DATA FOR PROCESSING:
##############################
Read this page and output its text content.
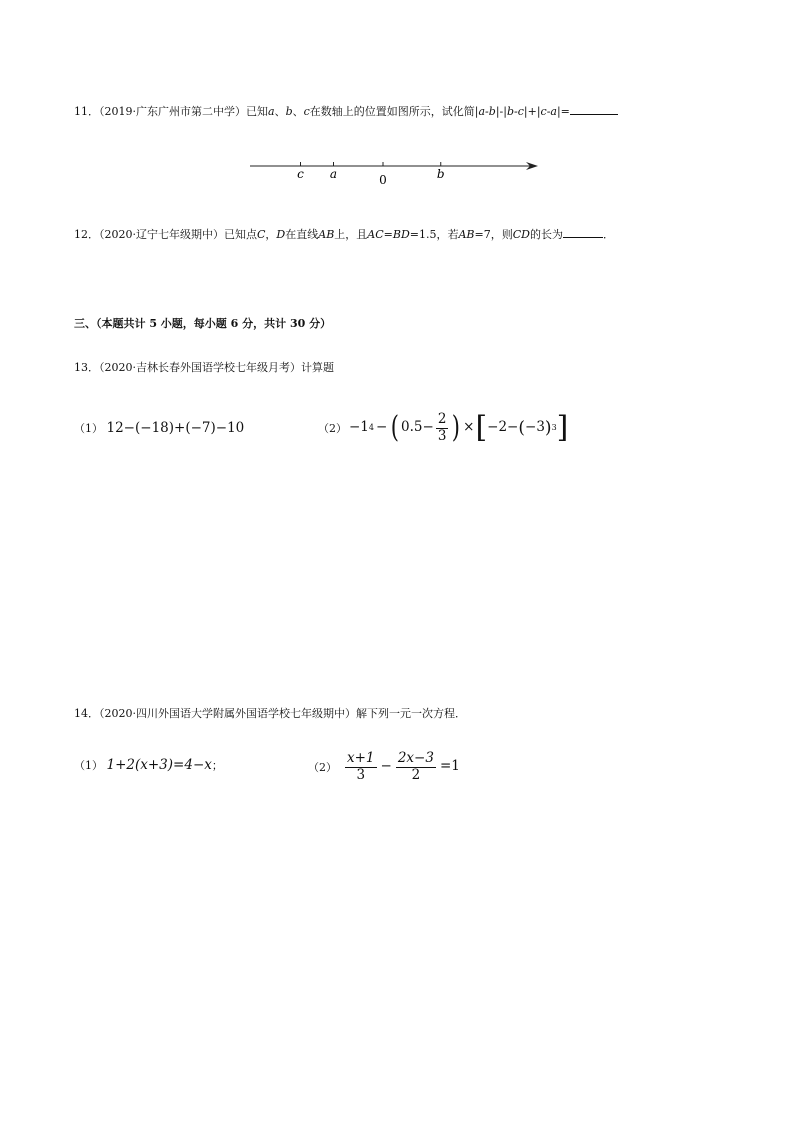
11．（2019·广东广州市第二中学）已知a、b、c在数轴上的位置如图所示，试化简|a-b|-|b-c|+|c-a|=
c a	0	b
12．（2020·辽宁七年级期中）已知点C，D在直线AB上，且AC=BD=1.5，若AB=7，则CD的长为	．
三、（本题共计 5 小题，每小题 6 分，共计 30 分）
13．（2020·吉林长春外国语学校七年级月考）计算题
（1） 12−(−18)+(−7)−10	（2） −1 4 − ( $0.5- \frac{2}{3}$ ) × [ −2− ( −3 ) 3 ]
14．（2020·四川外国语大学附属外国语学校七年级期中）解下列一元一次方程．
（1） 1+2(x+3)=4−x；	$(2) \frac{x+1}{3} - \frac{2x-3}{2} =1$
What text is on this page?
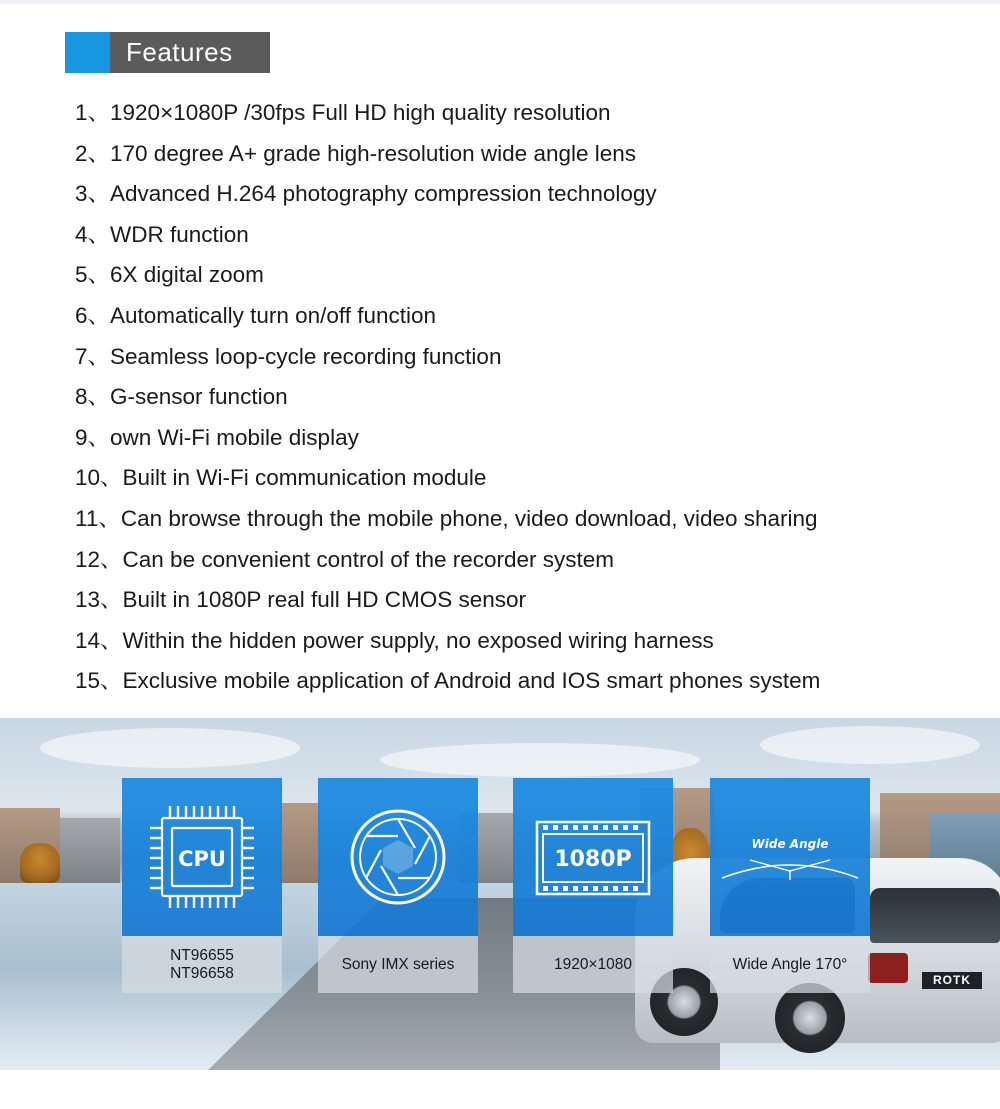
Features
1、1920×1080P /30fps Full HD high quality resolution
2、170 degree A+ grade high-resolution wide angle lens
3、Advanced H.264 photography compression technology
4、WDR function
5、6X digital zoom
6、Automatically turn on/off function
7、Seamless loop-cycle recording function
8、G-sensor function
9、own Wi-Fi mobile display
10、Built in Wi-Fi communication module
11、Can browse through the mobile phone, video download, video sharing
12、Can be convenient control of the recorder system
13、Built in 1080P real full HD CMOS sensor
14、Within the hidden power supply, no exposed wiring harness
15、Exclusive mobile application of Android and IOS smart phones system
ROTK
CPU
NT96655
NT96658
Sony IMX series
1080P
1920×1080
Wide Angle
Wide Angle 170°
##############################
WHAT YOU NEED TO DO:
Return every line above that contains the word "text".

RESPONSE TO THE EXERCISE:
Read this page and output its text content.
What text is on this page?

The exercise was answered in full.